Data for this task:
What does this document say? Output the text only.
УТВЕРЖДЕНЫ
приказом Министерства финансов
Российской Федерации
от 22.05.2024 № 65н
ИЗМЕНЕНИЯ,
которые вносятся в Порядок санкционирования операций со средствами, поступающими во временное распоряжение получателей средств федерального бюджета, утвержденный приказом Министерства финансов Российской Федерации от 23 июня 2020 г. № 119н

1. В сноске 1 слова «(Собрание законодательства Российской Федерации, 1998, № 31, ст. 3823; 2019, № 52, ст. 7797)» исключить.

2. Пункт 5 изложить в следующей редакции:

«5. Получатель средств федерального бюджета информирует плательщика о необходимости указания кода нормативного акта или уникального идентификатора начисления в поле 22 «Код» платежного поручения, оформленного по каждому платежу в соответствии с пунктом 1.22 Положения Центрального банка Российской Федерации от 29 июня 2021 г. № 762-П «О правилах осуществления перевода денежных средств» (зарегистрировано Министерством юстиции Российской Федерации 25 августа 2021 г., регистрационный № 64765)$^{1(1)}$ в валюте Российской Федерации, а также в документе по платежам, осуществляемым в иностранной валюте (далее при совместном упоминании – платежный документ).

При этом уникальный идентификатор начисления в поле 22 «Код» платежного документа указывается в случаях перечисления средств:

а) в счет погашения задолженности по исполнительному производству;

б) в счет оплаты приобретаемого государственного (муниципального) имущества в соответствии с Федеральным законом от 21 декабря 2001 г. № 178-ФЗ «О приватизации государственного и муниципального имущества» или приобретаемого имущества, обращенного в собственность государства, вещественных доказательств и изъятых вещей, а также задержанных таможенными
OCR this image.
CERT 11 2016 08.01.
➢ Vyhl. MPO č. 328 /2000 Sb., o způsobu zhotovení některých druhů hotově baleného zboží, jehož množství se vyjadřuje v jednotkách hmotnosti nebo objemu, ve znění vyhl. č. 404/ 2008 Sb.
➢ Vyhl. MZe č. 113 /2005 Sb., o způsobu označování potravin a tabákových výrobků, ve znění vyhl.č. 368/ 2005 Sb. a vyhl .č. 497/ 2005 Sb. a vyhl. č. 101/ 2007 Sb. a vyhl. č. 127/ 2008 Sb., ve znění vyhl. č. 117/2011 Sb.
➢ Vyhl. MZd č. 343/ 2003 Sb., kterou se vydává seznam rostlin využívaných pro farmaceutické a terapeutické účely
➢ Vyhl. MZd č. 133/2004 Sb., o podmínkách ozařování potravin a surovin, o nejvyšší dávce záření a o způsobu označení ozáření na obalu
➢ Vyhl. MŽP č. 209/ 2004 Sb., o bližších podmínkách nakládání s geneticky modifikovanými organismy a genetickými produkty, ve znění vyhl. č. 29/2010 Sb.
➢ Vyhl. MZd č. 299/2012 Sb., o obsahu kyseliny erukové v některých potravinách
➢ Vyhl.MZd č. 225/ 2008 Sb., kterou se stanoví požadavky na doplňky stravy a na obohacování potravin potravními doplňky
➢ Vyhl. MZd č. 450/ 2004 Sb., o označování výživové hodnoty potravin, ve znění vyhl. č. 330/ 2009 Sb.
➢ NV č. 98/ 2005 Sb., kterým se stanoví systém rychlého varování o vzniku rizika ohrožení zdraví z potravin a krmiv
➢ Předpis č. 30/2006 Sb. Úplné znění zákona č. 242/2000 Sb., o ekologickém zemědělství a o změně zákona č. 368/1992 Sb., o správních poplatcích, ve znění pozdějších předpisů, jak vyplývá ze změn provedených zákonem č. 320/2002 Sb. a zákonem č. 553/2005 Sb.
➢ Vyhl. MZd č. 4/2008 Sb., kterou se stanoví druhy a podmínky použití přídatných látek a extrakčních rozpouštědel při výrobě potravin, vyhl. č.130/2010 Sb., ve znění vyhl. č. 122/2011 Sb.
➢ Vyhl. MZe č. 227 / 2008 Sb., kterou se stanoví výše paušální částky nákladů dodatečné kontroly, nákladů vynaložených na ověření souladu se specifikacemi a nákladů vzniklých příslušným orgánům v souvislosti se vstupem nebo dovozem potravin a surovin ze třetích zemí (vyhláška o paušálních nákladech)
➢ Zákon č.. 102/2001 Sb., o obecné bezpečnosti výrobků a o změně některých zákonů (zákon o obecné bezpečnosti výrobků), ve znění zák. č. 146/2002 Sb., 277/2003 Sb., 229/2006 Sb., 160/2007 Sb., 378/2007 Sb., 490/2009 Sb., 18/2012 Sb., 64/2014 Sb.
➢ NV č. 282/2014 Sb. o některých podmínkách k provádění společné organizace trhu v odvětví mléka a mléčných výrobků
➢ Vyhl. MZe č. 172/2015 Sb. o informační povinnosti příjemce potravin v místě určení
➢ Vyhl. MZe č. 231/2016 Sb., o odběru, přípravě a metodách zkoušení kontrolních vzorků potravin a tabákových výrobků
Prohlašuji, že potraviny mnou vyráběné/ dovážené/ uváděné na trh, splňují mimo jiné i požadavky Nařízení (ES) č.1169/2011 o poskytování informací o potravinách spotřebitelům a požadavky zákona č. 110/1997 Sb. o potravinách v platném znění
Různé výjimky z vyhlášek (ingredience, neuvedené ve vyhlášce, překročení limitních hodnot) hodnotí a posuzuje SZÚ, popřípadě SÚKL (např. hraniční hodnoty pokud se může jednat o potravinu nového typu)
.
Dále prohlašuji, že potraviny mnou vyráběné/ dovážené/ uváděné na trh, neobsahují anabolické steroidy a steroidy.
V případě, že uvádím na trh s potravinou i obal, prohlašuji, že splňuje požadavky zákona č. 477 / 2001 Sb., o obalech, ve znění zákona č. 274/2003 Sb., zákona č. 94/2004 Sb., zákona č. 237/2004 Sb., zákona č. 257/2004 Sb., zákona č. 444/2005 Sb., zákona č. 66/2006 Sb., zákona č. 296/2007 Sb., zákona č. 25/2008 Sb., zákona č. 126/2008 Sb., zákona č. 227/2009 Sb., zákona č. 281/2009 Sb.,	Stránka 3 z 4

Written exercise: Every record above must be duplicated exactly.

Output below:
What does this document say? Output the text only.
УТВЕРЖДЕНЫ
приказом Министерства финансов
Российской Федерации
от 22.05.2024 № 65н
ИЗМЕНЕНИЯ,
которые вносятся в Порядок санкционирования операций со средствами, поступающими во временное распоряжение получателей средств федерального бюджета, утвержденный приказом Министерства финансов Российской Федерации от 23 июня 2020 г. № 119н

1. В сноске 1 слова «(Собрание законодательства Российской Федерации, 1998, № 31, ст. 3823; 2019, № 52, ст. 7797)» исключить.

2. Пункт 5 изложить в следующей редакции:

«5. Получатель средств федерального бюджета информирует плательщика о необходимости указания кода нормативного акта или уникального идентификатора начисления в поле 22 «Код» платежного поручения, оформленного по каждому платежу в соответствии с пунктом 1.22 Положения Центрального банка Российской Федерации от 29 июня 2021 г. № 762-П «О правилах осуществления перевода денежных средств» (зарегистрировано Министерством юстиции Российской Федерации 25 августа 2021 г., регистрационный № 64765)$^{1(1)}$ в валюте Российской Федерации, а также в документе по платежам, осуществляемым в иностранной валюте (далее при совместном упоминании – платежный документ).

При этом уникальный идентификатор начисления в поле 22 «Код» платежного документа указывается в случаях перечисления средств:

а) в счет погашения задолженности по исполнительному производству;

б) в счет оплаты приобретаемого государственного (муниципального) имущества в соответствии с Федеральным законом от 21 декабря 2001 г. № 178-ФЗ «О приватизации государственного и муниципального имущества» или приобретаемого имущества, обращенного в собственность государства, вещественных доказательств и изъятых вещей, а также задержанных таможенными
OCR this image.
CERT 11 2016 08.01.
➢ Vyhl. MPO č. 328 /2000 Sb., o způsobu zhotovení některých druhů hotově baleného zboží, jehož množství se vyjadřuje v jednotkách hmotnosti nebo objemu, ve znění vyhl. č. 404/ 2008 Sb.
➢ Vyhl. MZe č. 113 /2005 Sb., o způsobu označování potravin a tabákových výrobků, ve znění vyhl.č. 368/ 2005 Sb. a vyhl .č. 497/ 2005 Sb. a vyhl. č. 101/ 2007 Sb. a vyhl. č. 127/ 2008 Sb., ve znění vyhl. č. 117/2011 Sb.
➢ Vyhl. MZd č. 343/ 2003 Sb., kterou se vydává seznam rostlin využívaných pro farmaceutické a terapeutické účely
➢ Vyhl. MZd č. 133/2004 Sb., o podmínkách ozařování potravin a surovin, o nejvyšší dávce záření a o způsobu označení ozáření na obalu
➢ Vyhl. MŽP č. 209/ 2004 Sb., o bližších podmínkách nakládání s geneticky modifikovanými organismy a genetickými produkty, ve znění vyhl. č. 29/2010 Sb.
➢ Vyhl. MZd č. 299/2012 Sb., o obsahu kyseliny erukové v některých potravinách
➢ Vyhl.MZd č. 225/ 2008 Sb., kterou se stanoví požadavky na doplňky stravy a na obohacování potravin potravními doplňky
➢ Vyhl. MZd č. 450/ 2004 Sb., o označování výživové hodnoty potravin, ve znění vyhl. č. 330/ 2009 Sb.
➢ NV č. 98/ 2005 Sb., kterým se stanoví systém rychlého varování o vzniku rizika ohrožení zdraví z potravin a krmiv
➢ Předpis č. 30/2006 Sb. Úplné znění zákona č. 242/2000 Sb., o ekologickém zemědělství a o změně zákona č. 368/1992 Sb., o správních poplatcích, ve znění pozdějších předpisů, jak vyplývá ze změn provedených zákonem č. 320/2002 Sb. a zákonem č. 553/2005 Sb.
➢ Vyhl. MZd č. 4/2008 Sb., kterou se stanoví druhy a podmínky použití přídatných látek a extrakčních rozpouštědel při výrobě potravin, vyhl. č.130/2010 Sb., ve znění vyhl. č. 122/2011 Sb.
➢ Vyhl. MZe č. 227 / 2008 Sb., kterou se stanoví výše paušální částky nákladů dodatečné kontroly, nákladů vynaložených na ověření souladu se specifikacemi a nákladů vzniklých příslušným orgánům v souvislosti se vstupem nebo dovozem potravin a surovin ze třetích zemí (vyhláška o paušálních nákladech)
➢ Zákon č.. 102/2001 Sb., o obecné bezpečnosti výrobků a o změně některých zákonů (zákon o obecné bezpečnosti výrobků), ve znění zák. č. 146/2002 Sb., 277/2003 Sb., 229/2006 Sb., 160/2007 Sb., 378/2007 Sb., 490/2009 Sb., 18/2012 Sb., 64/2014 Sb.
➢ NV č. 282/2014 Sb. o některých podmínkách k provádění společné organizace trhu v odvětví mléka a mléčných výrobků
➢ Vyhl. MZe č. 172/2015 Sb. o informační povinnosti příjemce potravin v místě určení
➢ Vyhl. MZe č. 231/2016 Sb., o odběru, přípravě a metodách zkoušení kontrolních vzorků potravin a tabákových výrobků
Prohlašuji, že potraviny mnou vyráběné/ dovážené/ uváděné na trh, splňují mimo jiné i požadavky Nařízení (ES) č.1169/2011 o poskytování informací o potravinách spotřebitelům a požadavky zákona č. 110/1997 Sb. o potravinách v platném znění
Různé výjimky z vyhlášek (ingredience, neuvedené ve vyhlášce, překročení limitních hodnot) hodnotí a posuzuje SZÚ, popřípadě SÚKL (např. hraniční hodnoty pokud se může jednat o potravinu nového typu)
.
Dále prohlašuji, že potraviny mnou vyráběné/ dovážené/ uváděné na trh, neobsahují anabolické steroidy a steroidy.
V případě, že uvádím na trh s potravinou i obal, prohlašuji, že splňuje požadavky zákona č. 477 / 2001 Sb., o obalech, ve znění zákona č. 274/2003 Sb., zákona č. 94/2004 Sb., zákona č. 237/2004 Sb., zákona č. 257/2004 Sb., zákona č. 444/2005 Sb., zákona č. 66/2006 Sb., zákona č. 296/2007 Sb., zákona č. 25/2008 Sb., zákona č. 126/2008 Sb., zákona č. 227/2009 Sb., zákona č. 281/2009 Sb.,	Stránka 3 z 4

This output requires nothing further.